Data records
>> Start

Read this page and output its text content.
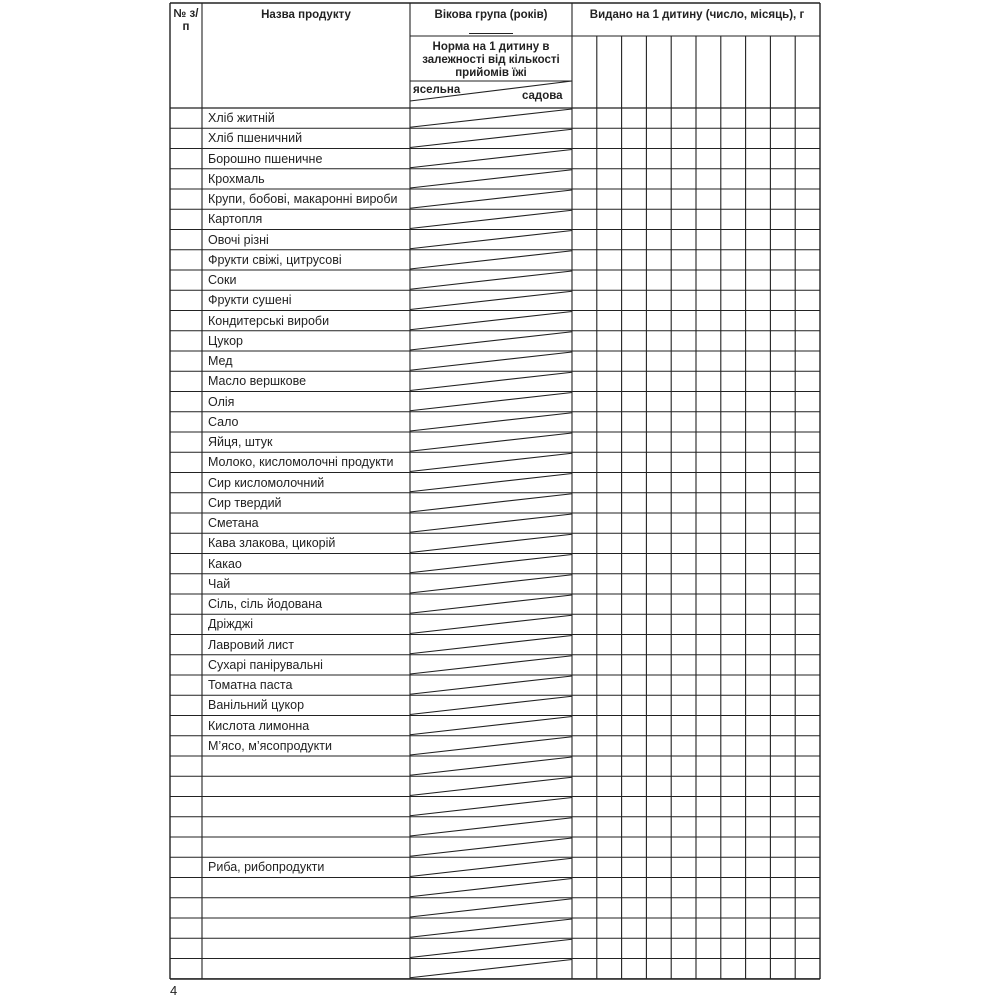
№ з/п
Назва продукту	Вікова група (років)
Норма на 1 дитину в залежності від кількості прийомів їжі
ясельна	садова
Видано на 1 дитину (число, місяць), г
Хліб житній
Хліб пшеничний
Борошно пшеничне
Крохмаль
Крупи, бобові, макаронні вироби
Картопля
Овочі різні
Фрукти свіжі, цитрусові
Соки
Фрукти сушені
Кондитерські вироби
Цукор
Мед
Масло вершкове
Олія
Сало
Яйця, штук
Молоко, кисломолочні продукти
Сир кисломолочний
Сир твердий
Сметана
Кава злакова, цикорій
Какао
Чай
Сіль, сіль йодована
Дріжджі
Лавровий лист
Сухарі панірувальні
Томатна паста
Ванільний цукор
Кислота лимонна
М’ясо, м’ясопродукти
Риба, рибопродукти
4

>> End

◆ **Stated problem**: Copy the records above exactly, omitting every picture.

◆ **Task solution**:
Read this page and output its text content.
№ з/п
Назва продукту	Вікова група (років)
Норма на 1 дитину в залежності від кількості прийомів їжі
ясельна	садова
Видано на 1 дитину (число, місяць), г
Хліб житній
Хліб пшеничний
Борошно пшеничне
Крохмаль
Крупи, бобові, макаронні вироби
Картопля
Овочі різні
Фрукти свіжі, цитрусові
Соки
Фрукти сушені
Кондитерські вироби
Цукор
Мед
Масло вершкове
Олія
Сало
Яйця, штук
Молоко, кисломолочні продукти
Сир кисломолочний
Сир твердий
Сметана
Кава злакова, цикорій
Какао
Чай
Сіль, сіль йодована
Дріжджі
Лавровий лист
Сухарі панірувальні
Томатна паста
Ванільний цукор
Кислота лимонна
М’ясо, м’ясопродукти
Риба, рибопродукти
4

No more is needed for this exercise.